## Requirements
Present the following data again exactly as it is shown.

[Task material start]

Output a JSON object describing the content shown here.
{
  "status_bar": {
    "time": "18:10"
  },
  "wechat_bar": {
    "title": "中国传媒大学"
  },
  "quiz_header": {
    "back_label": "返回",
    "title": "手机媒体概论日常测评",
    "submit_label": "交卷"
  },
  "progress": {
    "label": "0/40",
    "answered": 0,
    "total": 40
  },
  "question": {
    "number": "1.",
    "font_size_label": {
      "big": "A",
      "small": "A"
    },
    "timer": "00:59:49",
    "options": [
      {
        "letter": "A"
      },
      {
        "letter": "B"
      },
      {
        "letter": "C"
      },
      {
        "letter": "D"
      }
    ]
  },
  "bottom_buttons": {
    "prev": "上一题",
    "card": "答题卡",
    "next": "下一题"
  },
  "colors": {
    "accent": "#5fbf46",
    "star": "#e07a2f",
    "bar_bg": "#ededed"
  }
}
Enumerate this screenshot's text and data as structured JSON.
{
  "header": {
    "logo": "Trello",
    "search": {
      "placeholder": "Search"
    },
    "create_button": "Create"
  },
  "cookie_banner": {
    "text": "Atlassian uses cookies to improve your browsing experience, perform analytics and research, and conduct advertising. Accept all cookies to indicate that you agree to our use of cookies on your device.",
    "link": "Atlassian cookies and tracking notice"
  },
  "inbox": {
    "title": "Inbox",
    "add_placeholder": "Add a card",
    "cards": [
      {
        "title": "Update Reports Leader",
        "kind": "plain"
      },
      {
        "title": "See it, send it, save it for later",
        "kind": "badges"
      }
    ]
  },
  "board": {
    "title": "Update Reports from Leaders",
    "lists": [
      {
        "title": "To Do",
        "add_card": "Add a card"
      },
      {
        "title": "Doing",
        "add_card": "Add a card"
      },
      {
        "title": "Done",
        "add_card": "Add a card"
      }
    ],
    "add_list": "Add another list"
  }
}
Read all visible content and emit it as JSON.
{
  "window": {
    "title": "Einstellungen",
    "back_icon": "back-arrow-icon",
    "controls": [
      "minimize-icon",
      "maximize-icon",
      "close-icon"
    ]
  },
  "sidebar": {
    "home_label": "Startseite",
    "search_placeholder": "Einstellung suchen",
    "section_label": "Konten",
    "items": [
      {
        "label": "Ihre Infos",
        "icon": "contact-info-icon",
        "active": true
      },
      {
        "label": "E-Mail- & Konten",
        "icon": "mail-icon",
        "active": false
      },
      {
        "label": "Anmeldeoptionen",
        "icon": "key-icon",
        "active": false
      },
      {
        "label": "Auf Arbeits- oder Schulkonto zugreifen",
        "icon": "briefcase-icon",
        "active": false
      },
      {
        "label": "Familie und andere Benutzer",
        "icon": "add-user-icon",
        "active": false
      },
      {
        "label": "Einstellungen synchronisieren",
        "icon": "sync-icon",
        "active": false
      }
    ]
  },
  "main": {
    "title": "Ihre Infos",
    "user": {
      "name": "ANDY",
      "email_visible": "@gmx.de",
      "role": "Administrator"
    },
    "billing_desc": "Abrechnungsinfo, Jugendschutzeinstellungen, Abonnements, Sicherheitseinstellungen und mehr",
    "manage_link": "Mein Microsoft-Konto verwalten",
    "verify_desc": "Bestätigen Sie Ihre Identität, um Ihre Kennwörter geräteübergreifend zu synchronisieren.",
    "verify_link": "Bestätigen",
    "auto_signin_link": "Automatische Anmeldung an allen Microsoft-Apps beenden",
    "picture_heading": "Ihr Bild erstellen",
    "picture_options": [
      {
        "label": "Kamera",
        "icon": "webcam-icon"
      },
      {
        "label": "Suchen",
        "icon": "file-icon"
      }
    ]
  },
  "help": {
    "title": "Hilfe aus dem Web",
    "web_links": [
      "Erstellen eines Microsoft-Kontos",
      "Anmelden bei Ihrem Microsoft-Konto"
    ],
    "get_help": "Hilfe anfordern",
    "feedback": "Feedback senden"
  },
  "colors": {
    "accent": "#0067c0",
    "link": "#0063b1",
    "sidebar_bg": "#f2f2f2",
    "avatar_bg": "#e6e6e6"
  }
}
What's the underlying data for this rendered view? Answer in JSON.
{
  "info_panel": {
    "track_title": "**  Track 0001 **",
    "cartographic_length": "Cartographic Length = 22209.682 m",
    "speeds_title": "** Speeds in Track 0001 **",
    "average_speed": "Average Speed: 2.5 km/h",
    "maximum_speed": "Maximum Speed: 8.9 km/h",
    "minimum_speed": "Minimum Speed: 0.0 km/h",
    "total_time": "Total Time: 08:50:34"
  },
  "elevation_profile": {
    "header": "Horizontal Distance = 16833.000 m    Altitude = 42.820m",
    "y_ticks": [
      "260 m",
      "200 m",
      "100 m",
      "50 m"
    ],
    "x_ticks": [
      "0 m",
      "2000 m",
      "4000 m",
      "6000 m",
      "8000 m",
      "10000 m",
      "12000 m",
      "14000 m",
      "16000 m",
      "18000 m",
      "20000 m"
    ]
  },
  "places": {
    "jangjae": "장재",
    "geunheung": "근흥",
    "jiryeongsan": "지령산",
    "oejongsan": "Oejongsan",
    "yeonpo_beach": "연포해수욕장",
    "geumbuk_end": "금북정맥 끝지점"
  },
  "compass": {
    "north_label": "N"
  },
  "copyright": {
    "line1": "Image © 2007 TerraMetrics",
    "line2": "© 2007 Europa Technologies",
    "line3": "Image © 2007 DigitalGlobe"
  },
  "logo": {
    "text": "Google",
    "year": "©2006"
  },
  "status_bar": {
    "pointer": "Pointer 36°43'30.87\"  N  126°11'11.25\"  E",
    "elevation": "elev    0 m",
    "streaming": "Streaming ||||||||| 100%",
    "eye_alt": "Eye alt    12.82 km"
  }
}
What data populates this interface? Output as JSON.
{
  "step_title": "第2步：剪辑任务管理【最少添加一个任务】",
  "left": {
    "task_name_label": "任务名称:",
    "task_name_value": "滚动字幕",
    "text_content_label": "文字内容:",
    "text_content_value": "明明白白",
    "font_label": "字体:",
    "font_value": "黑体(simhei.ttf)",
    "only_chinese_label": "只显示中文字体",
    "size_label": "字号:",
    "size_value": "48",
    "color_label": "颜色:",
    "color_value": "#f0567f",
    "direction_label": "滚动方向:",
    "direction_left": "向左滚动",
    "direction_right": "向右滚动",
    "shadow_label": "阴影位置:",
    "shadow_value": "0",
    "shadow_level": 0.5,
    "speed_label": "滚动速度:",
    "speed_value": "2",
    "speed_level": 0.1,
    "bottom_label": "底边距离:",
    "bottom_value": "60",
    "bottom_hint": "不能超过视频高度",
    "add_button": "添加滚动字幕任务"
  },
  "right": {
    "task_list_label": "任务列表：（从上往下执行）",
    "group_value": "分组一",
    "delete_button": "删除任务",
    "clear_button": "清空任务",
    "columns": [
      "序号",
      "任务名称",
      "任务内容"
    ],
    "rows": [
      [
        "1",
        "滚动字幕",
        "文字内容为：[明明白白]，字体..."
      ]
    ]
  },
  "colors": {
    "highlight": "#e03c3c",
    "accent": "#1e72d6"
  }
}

[Task material end]

## Correct result
Output a JSON object describing the content shown here.
{
  "status_bar": {
    "time": "18:10"
  },
  "wechat_bar": {
    "title": "中国传媒大学"
  },
  "quiz_header": {
    "back_label": "返回",
    "title": "手机媒体概论日常测评",
    "submit_label": "交卷"
  },
  "progress": {
    "label": "0/40",
    "answered": 0,
    "total": 40
  },
  "question": {
    "number": "1.",
    "font_size_label": {
      "big": "A",
      "small": "A"
    },
    "timer": "00:59:49",
    "options": [
      {
        "letter": "A"
      },
      {
        "letter": "B"
      },
      {
        "letter": "C"
      },
      {
        "letter": "D"
      }
    ]
  },
  "bottom_buttons": {
    "prev": "上一题",
    "card": "答题卡",
    "next": "下一题"
  },
  "colors": {
    "accent": "#5fbf46",
    "star": "#e07a2f",
    "bar_bg": "#ededed"
  }
}
Enumerate this screenshot's text and data as structured JSON.
{
  "header": {
    "logo": "Trello",
    "search": {
      "placeholder": "Search"
    },
    "create_button": "Create"
  },
  "cookie_banner": {
    "text": "Atlassian uses cookies to improve your browsing experience, perform analytics and research, and conduct advertising. Accept all cookies to indicate that you agree to our use of cookies on your device.",
    "link": "Atlassian cookies and tracking notice"
  },
  "inbox": {
    "title": "Inbox",
    "add_placeholder": "Add a card",
    "cards": [
      {
        "title": "Update Reports Leader",
        "kind": "plain"
      },
      {
        "title": "See it, send it, save it for later",
        "kind": "badges"
      }
    ]
  },
  "board": {
    "title": "Update Reports from Leaders",
    "lists": [
      {
        "title": "To Do",
        "add_card": "Add a card"
      },
      {
        "title": "Doing",
        "add_card": "Add a card"
      },
      {
        "title": "Done",
        "add_card": "Add a card"
      }
    ],
    "add_list": "Add another list"
  }
}
Read all visible content and emit it as JSON.
{
  "window": {
    "title": "Einstellungen",
    "back_icon": "back-arrow-icon",
    "controls": [
      "minimize-icon",
      "maximize-icon",
      "close-icon"
    ]
  },
  "sidebar": {
    "home_label": "Startseite",
    "search_placeholder": "Einstellung suchen",
    "section_label": "Konten",
    "items": [
      {
        "label": "Ihre Infos",
        "icon": "contact-info-icon",
        "active": true
      },
      {
        "label": "E-Mail- & Konten",
        "icon": "mail-icon",
        "active": false
      },
      {
        "label": "Anmeldeoptionen",
        "icon": "key-icon",
        "active": false
      },
      {
        "label": "Auf Arbeits- oder Schulkonto zugreifen",
        "icon": "briefcase-icon",
        "active": false
      },
      {
        "label": "Familie und andere Benutzer",
        "icon": "add-user-icon",
        "active": false
      },
      {
        "label": "Einstellungen synchronisieren",
        "icon": "sync-icon",
        "active": false
      }
    ]
  },
  "main": {
    "title": "Ihre Infos",
    "user": {
      "name": "ANDY",
      "email_visible": "@gmx.de",
      "role": "Administrator"
    },
    "billing_desc": "Abrechnungsinfo, Jugendschutzeinstellungen, Abonnements, Sicherheitseinstellungen und mehr",
    "manage_link": "Mein Microsoft-Konto verwalten",
    "verify_desc": "Bestätigen Sie Ihre Identität, um Ihre Kennwörter geräteübergreifend zu synchronisieren.",
    "verify_link": "Bestätigen",
    "auto_signin_link": "Automatische Anmeldung an allen Microsoft-Apps beenden",
    "picture_heading": "Ihr Bild erstellen",
    "picture_options": [
      {
        "label": "Kamera",
        "icon": "webcam-icon"
      },
      {
        "label": "Suchen",
        "icon": "file-icon"
      }
    ]
  },
  "help": {
    "title": "Hilfe aus dem Web",
    "web_links": [
      "Erstellen eines Microsoft-Kontos",
      "Anmelden bei Ihrem Microsoft-Konto"
    ],
    "get_help": "Hilfe anfordern",
    "feedback": "Feedback senden"
  },
  "colors": {
    "accent": "#0067c0",
    "link": "#0063b1",
    "sidebar_bg": "#f2f2f2",
    "avatar_bg": "#e6e6e6"
  }
}
What's the underlying data for this rendered view? Answer in JSON.
{
  "info_panel": {
    "track_title": "**  Track 0001 **",
    "cartographic_length": "Cartographic Length = 22209.682 m",
    "speeds_title": "** Speeds in Track 0001 **",
    "average_speed": "Average Speed: 2.5 km/h",
    "maximum_speed": "Maximum Speed: 8.9 km/h",
    "minimum_speed": "Minimum Speed: 0.0 km/h",
    "total_time": "Total Time: 08:50:34"
  },
  "elevation_profile": {
    "header": "Horizontal Distance = 16833.000 m    Altitude = 42.820m",
    "y_ticks": [
      "260 m",
      "200 m",
      "100 m",
      "50 m"
    ],
    "x_ticks": [
      "0 m",
      "2000 m",
      "4000 m",
      "6000 m",
      "8000 m",
      "10000 m",
      "12000 m",
      "14000 m",
      "16000 m",
      "18000 m",
      "20000 m"
    ]
  },
  "places": {
    "jangjae": "장재",
    "geunheung": "근흥",
    "jiryeongsan": "지령산",
    "oejongsan": "Oejongsan",
    "yeonpo_beach": "연포해수욕장",
    "geumbuk_end": "금북정맥 끝지점"
  },
  "compass": {
    "north_label": "N"
  },
  "copyright": {
    "line1": "Image © 2007 TerraMetrics",
    "line2": "© 2007 Europa Technologies",
    "line3": "Image © 2007 DigitalGlobe"
  },
  "logo": {
    "text": "Google",
    "year": "©2006"
  },
  "status_bar": {
    "pointer": "Pointer 36°43'30.87\"  N  126°11'11.25\"  E",
    "elevation": "elev    0 m",
    "streaming": "Streaming ||||||||| 100%",
    "eye_alt": "Eye alt    12.82 km"
  }
}
What data populates this interface? Output as JSON.
{
  "step_title": "第2步：剪辑任务管理【最少添加一个任务】",
  "left": {
    "task_name_label": "任务名称:",
    "task_name_value": "滚动字幕",
    "text_content_label": "文字内容:",
    "text_content_value": "明明白白",
    "font_label": "字体:",
    "font_value": "黑体(simhei.ttf)",
    "only_chinese_label": "只显示中文字体",
    "size_label": "字号:",
    "size_value": "48",
    "color_label": "颜色:",
    "color_value": "#f0567f",
    "direction_label": "滚动方向:",
    "direction_left": "向左滚动",
    "direction_right": "向右滚动",
    "shadow_label": "阴影位置:",
    "shadow_value": "0",
    "shadow_level": 0.5,
    "speed_label": "滚动速度:",
    "speed_value": "2",
    "speed_level": 0.1,
    "bottom_label": "底边距离:",
    "bottom_value": "60",
    "bottom_hint": "不能超过视频高度",
    "add_button": "添加滚动字幕任务"
  },
  "right": {
    "task_list_label": "任务列表：（从上往下执行）",
    "group_value": "分组一",
    "delete_button": "删除任务",
    "clear_button": "清空任务",
    "columns": [
      "序号",
      "任务名称",
      "任务内容"
    ],
    "rows": [
      [
        "1",
        "滚动字幕",
        "文字内容为：[明明白白]，字体..."
      ]
    ]
  },
  "colors": {
    "highlight": "#e03c3c",
    "accent": "#1e72d6"
  }
}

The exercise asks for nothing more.